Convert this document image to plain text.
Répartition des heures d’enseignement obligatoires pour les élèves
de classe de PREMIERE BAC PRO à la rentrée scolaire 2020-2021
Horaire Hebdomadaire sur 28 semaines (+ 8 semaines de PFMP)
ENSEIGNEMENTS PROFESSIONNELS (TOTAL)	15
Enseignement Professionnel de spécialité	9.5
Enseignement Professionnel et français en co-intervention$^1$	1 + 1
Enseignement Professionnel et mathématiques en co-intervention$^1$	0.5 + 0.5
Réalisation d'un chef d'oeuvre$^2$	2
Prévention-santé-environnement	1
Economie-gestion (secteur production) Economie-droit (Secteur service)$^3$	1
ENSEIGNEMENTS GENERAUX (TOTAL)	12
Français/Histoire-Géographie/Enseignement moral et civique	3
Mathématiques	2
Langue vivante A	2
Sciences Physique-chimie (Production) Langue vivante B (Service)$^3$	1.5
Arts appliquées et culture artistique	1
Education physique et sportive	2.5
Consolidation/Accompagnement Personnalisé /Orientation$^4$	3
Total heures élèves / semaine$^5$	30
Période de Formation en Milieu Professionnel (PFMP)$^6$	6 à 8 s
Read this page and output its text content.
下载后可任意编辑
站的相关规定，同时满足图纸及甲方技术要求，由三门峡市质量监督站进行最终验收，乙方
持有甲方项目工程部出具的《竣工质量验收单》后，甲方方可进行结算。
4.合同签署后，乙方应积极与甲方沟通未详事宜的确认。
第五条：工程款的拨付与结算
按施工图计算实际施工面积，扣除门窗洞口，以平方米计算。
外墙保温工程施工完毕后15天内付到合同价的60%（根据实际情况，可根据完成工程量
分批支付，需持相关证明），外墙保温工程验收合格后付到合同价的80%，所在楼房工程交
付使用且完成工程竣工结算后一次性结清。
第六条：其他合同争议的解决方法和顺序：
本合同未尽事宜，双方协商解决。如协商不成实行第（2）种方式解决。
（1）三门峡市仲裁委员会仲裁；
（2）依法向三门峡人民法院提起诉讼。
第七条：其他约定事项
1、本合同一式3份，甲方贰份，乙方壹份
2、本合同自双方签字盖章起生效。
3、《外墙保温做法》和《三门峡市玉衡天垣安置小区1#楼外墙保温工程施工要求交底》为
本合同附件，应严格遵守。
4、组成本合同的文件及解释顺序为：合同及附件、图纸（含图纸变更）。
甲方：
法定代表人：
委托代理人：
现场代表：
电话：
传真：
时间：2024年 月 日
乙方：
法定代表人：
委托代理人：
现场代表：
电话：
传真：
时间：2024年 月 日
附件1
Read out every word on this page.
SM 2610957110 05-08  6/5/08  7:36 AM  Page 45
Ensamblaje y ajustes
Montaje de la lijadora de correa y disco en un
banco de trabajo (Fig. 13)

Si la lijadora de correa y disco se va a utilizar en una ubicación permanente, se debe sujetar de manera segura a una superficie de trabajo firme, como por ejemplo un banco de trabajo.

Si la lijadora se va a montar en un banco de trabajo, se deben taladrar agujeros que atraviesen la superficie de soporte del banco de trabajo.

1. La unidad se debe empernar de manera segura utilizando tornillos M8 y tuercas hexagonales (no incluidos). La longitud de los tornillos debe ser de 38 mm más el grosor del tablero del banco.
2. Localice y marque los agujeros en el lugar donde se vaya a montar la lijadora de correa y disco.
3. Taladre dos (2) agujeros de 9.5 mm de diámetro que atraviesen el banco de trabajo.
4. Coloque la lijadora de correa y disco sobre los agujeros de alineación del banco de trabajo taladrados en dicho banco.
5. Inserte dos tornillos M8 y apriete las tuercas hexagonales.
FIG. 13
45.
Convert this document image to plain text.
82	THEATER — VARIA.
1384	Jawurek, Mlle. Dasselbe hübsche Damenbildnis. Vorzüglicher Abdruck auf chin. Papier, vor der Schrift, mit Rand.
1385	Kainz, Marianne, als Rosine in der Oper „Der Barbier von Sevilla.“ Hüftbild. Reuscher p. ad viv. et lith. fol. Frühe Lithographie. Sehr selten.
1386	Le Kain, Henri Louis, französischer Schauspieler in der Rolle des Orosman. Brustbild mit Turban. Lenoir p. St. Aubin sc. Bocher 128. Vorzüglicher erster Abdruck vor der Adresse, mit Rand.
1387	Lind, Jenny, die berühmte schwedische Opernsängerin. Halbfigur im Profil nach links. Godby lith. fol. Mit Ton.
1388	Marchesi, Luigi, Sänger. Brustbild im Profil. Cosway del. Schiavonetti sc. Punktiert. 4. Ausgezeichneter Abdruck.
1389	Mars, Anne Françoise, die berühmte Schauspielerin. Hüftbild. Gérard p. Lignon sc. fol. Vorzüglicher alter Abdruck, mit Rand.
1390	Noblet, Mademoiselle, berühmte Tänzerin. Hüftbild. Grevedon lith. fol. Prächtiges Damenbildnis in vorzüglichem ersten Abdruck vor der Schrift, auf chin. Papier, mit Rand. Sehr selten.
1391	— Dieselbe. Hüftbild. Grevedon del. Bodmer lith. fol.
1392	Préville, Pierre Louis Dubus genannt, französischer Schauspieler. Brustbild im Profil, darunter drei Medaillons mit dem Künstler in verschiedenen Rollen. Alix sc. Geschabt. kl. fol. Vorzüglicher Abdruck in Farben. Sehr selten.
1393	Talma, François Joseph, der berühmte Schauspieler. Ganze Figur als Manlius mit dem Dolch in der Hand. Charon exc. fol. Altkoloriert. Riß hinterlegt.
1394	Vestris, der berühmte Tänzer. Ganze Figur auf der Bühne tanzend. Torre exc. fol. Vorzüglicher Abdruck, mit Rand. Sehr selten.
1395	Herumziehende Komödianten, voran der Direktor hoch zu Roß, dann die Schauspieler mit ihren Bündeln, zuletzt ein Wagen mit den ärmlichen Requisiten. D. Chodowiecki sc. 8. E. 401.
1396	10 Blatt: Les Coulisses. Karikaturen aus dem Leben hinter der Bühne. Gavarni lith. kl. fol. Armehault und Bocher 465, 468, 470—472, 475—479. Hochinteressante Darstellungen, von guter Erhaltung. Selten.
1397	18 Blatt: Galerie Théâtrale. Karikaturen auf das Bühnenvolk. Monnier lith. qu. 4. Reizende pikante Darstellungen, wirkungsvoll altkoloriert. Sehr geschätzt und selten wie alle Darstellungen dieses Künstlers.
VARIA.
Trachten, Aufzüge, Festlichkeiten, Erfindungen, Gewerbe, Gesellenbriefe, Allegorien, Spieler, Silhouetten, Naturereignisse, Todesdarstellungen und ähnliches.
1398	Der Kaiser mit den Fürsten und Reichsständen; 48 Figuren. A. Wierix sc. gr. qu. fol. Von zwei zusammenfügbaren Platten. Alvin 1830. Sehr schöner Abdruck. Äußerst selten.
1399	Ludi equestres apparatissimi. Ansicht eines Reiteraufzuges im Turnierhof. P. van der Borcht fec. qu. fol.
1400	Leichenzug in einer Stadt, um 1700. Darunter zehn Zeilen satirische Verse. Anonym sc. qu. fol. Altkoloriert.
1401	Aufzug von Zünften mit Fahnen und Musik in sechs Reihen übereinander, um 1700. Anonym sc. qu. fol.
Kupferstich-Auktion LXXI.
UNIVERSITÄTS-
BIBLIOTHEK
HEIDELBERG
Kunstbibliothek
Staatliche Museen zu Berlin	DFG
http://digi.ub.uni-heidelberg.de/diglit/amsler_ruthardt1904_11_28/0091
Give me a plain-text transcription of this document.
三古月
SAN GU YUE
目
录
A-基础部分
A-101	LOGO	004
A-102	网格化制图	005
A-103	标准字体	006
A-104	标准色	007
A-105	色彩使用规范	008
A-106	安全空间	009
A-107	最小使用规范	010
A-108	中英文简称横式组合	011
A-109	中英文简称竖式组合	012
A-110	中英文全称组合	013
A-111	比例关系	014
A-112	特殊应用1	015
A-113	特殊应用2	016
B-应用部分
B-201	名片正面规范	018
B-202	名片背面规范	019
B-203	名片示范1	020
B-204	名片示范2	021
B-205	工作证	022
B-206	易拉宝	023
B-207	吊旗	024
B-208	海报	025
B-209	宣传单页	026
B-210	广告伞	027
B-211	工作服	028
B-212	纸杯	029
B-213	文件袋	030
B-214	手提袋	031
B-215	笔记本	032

- What the exercise asks -
Go through the lines above. Select every one that has the string "Grevedon".

- Answer for the task -
1390	Noblet, Mademoiselle, berühmte Tänzerin. Hüftbild. Grevedon lith. fol. Prächtiges Damenbildnis in vorzüglichem ersten Abdruck vor der Schrift, auf chin. Papier, mit Rand. Sehr selten.
1391	— Dieselbe. Hüftbild. Grevedon del. Bodmer lith. fol.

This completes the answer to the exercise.